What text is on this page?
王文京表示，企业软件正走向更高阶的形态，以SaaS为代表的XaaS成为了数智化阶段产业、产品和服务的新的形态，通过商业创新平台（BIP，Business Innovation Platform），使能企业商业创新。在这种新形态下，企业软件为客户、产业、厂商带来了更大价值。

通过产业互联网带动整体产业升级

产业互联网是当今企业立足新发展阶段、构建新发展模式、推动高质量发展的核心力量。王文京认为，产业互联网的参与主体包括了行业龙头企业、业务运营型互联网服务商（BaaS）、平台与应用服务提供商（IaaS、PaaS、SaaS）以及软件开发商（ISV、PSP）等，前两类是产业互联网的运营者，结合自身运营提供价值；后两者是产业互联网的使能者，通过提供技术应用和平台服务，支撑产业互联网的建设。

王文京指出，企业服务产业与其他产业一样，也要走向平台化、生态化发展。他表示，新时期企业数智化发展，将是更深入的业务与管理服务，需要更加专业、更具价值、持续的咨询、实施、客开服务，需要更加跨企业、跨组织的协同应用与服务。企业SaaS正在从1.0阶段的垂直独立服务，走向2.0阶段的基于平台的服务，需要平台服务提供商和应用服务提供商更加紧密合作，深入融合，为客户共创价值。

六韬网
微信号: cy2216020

REQUIRED TASK
Give the complete listing a second time, exactly as it reads.

SOLUTION TO THE EXERCISE
What text is on this page?
王文京表示，企业软件正走向更高阶的形态，以SaaS为代表的XaaS成为了数智化阶段产业、产品和服务的新的形态，通过商业创新平台（BIP，Business Innovation Platform），使能企业商业创新。在这种新形态下，企业软件为客户、产业、厂商带来了更大价值。

通过产业互联网带动整体产业升级

产业互联网是当今企业立足新发展阶段、构建新发展模式、推动高质量发展的核心力量。王文京认为，产业互联网的参与主体包括了行业龙头企业、业务运营型互联网服务商（BaaS）、平台与应用服务提供商（IaaS、PaaS、SaaS）以及软件开发商（ISV、PSP）等，前两类是产业互联网的运营者，结合自身运营提供价值；后两者是产业互联网的使能者，通过提供技术应用和平台服务，支撑产业互联网的建设。

王文京指出，企业服务产业与其他产业一样，也要走向平台化、生态化发展。他表示，新时期企业数智化发展，将是更深入的业务与管理服务，需要更加专业、更具价值、持续的咨询、实施、客开服务，需要更加跨企业、跨组织的协同应用与服务。企业SaaS正在从1.0阶段的垂直独立服务，走向2.0阶段的基于平台的服务，需要平台服务提供商和应用服务提供商更加紧密合作，深入融合，为客户共创价值。

六韬网
微信号: cy2216020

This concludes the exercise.